§ WHAT THE EXERCISE ASKS:
Can you transcribe every line exactly and leave the pictures behind?

§ PROVIDED MATERIAL:
..............................
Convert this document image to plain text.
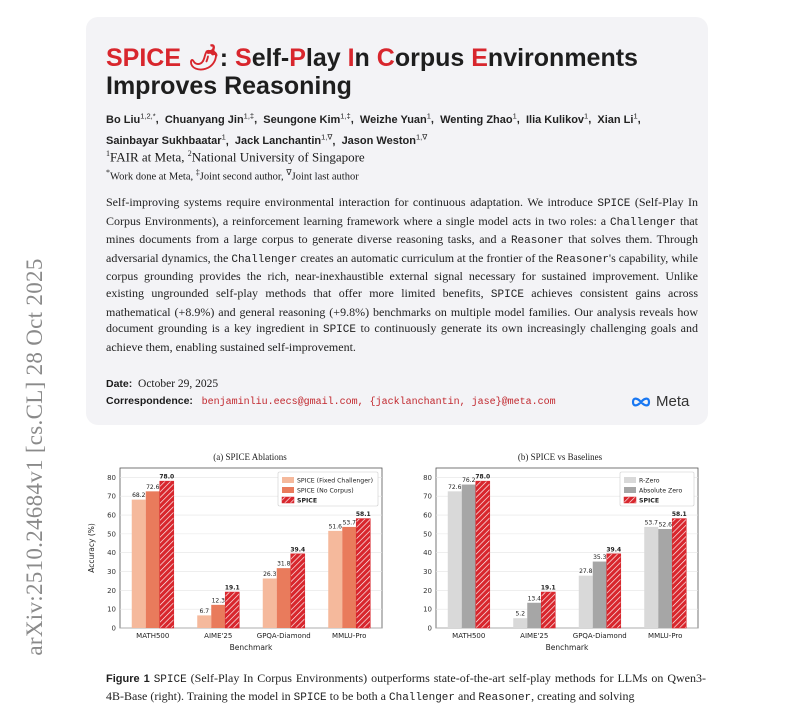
arXiv:2510.24684v1 [cs.CL] 28 Oct 2025
SPICE 🌶: Self-Play In Corpus Environments
Improves Reasoning
Bo Liu$^{1,2,*}$,  Chuanyang Jin$^{1,\ddagger}$,  Seungone Kim$^{1,\ddagger}$,  Weizhe Yuan$^1$,  Wenting Zhao$^1$,  Ilia Kulikov$^1$,  Xian Li$^1$,
Sainbayar Sukhbaatar$^1$,  Jack Lanchantin$^{1,\nabla}$,  Jason Weston$^{1,\nabla}$
$^1$FAIR at Meta, $^2$National University of Singapore
*Work done at Meta, ‡Joint second author, ∇Joint last author
Self-improving systems require environmental interaction for continuous adaptation. We introduce SPICE (Self-Play In Corpus Environments), a reinforcement learning framework where a single model acts in two roles: a Challenger that mines documents from a large corpus to generate diverse reasoning tasks, and a Reasoner that solves them. Through adversarial dynamics, the Challenger creates an automatic curriculum at the frontier of the Reasoner's capability, while corpus grounding provides the rich, near-inexhaustible external signal necessary for sustained improvement. Unlike existing ungrounded self-play methods that offer more limited benefits, SPICE achieves consistent gains across mathematical (+8.9%) and general reasoning (+9.8%) benchmarks on multiple model families. Our analysis reveals how document grounding is a key ingredient in SPICE to continuously generate its own increasingly challenging goals and achieve them, enabling sustained self-improvement.
Date: October 29, 2025
Correspondence: benjaminliu.eecs@gmail.com, {jacklanchantin, jase}@meta.com	Meta
(a) SPICE Ablations	(b) SPICE vs Baselines
0
10
20
30
40
50
60
70
80
68.2
72.6
78.0
MATH500
6.7
12.3
19.1
AIME'25
26.3
31.8
39.4
GPQA-Diamond
51.6
53.7
58.1
MMLU-Pro
Benchmark
Accuracy (%)
SPICE (Fixed Challenger)
SPICE (No Corpus)
SPICE
0
10
20
30
40
50
60
70
80
72.6
76.2 78.0
MATH500
5.2
13.4
19.1
AIME'25
27.8
35.3
39.4
GPQA-Diamond
53.7 52.6
58.1
MMLU-Pro
Benchmark
R-Zero
Absolute Zero
SPICE
Figure 1 SPICE (Self-Play In Corpus Environments) outperforms state-of-the-art self-play methods for LLMs on Qwen3-4B-Base (right). Training the model in SPICE to be both a Challenger and Reasoner, creating and solving
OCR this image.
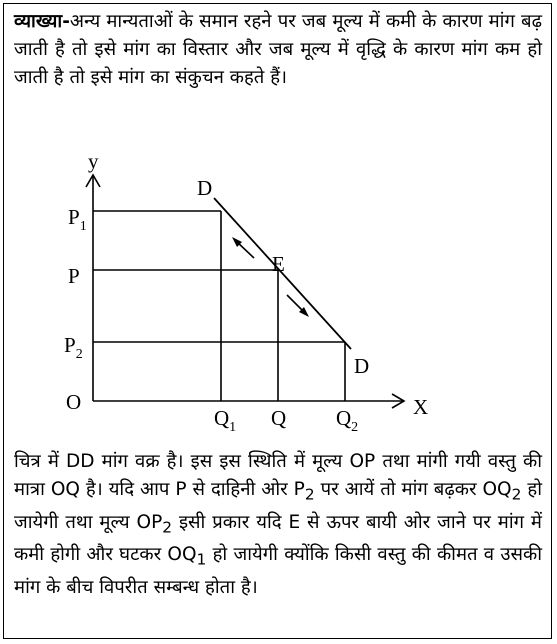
व्याख्या-अन्य मान्यताओं के समान रहने पर जब मूल्य में कमी के कारण मांग बढ़ जाती है तो इसे मांग का विस्तार और जब मूल्य में वृद्धि के कारण मांग कम हो जाती है तो इसे मांग का संकुचन कहते हैं।
y
X
O
$P_1$
P
$P_2$
$Q_1$ Q $Q_2$
D
D
E
चित्र में DD मांग वक्र है। इस इस स्थिति में मूल्य OP तथा मांगी गयी वस्तु की मात्रा OQ है। यदि आप P से दाहिनी ओर $P_2$ पर आयें तो मांग बढ़कर $OQ_2$ हो जायेगी तथा मूल्य $OP_2$ इसी प्रकार यदि E से ऊपर बायी ओर जाने पर मांग में कमी होगी और घटकर $OQ_1$ हो जायेगी क्योंकि किसी वस्तु की कीमत व उसकी मांग के बीच विपरीत सम्बन्ध होता है।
..............................
§ EXERCISE ANSWER:
Convert this document image to plain text.
arXiv:2510.24684v1 [cs.CL] 28 Oct 2025
SPICE 🌶: Self-Play In Corpus Environments
Improves Reasoning
Bo Liu$^{1,2,*}$,  Chuanyang Jin$^{1,\ddagger}$,  Seungone Kim$^{1,\ddagger}$,  Weizhe Yuan$^1$,  Wenting Zhao$^1$,  Ilia Kulikov$^1$,  Xian Li$^1$,
Sainbayar Sukhbaatar$^1$,  Jack Lanchantin$^{1,\nabla}$,  Jason Weston$^{1,\nabla}$
$^1$FAIR at Meta, $^2$National University of Singapore
*Work done at Meta, ‡Joint second author, ∇Joint last author
Self-improving systems require environmental interaction for continuous adaptation. We introduce SPICE (Self-Play In Corpus Environments), a reinforcement learning framework where a single model acts in two roles: a Challenger that mines documents from a large corpus to generate diverse reasoning tasks, and a Reasoner that solves them. Through adversarial dynamics, the Challenger creates an automatic curriculum at the frontier of the Reasoner's capability, while corpus grounding provides the rich, near-inexhaustible external signal necessary for sustained improvement. Unlike existing ungrounded self-play methods that offer more limited benefits, SPICE achieves consistent gains across mathematical (+8.9%) and general reasoning (+9.8%) benchmarks on multiple model families. Our analysis reveals how document grounding is a key ingredient in SPICE to continuously generate its own increasingly challenging goals and achieve them, enabling sustained self-improvement.
Date: October 29, 2025
Correspondence: benjaminliu.eecs@gmail.com, {jacklanchantin, jase}@meta.com	Meta
(a) SPICE Ablations	(b) SPICE vs Baselines
0
10
20
30
40
50
60
70
80
68.2
72.6
78.0
MATH500
6.7
12.3
19.1
AIME'25
26.3
31.8
39.4
GPQA-Diamond
51.6
53.7
58.1
MMLU-Pro
Benchmark
Accuracy (%)
SPICE (Fixed Challenger)
SPICE (No Corpus)
SPICE
0
10
20
30
40
50
60
70
80
72.6
76.2 78.0
MATH500
5.2
13.4
19.1
AIME'25
27.8
35.3
39.4
GPQA-Diamond
53.7 52.6
58.1
MMLU-Pro
Benchmark
R-Zero
Absolute Zero
SPICE
Figure 1 SPICE (Self-Play In Corpus Environments) outperforms state-of-the-art self-play methods for LLMs on Qwen3-4B-Base (right). Training the model in SPICE to be both a Challenger and Reasoner, creating and solving
OCR this image.
व्याख्या-अन्य मान्यताओं के समान रहने पर जब मूल्य में कमी के कारण मांग बढ़ जाती है तो इसे मांग का विस्तार और जब मूल्य में वृद्धि के कारण मांग कम हो जाती है तो इसे मांग का संकुचन कहते हैं।
y
X
O
$P_1$
P
$P_2$
$Q_1$ Q $Q_2$
D
D
E
चित्र में DD मांग वक्र है। इस इस स्थिति में मूल्य OP तथा मांगी गयी वस्तु की मात्रा OQ है। यदि आप P से दाहिनी ओर $P_2$ पर आयें तो मांग बढ़कर $OQ_2$ हो जायेगी तथा मूल्य $OP_2$ इसी प्रकार यदि E से ऊपर बायी ओर जाने पर मांग में कमी होगी और घटकर $OQ_1$ हो जायेगी क्योंकि किसी वस्तु की कीमत व उसकी मांग के बीच विपरीत सम्बन्ध होता है।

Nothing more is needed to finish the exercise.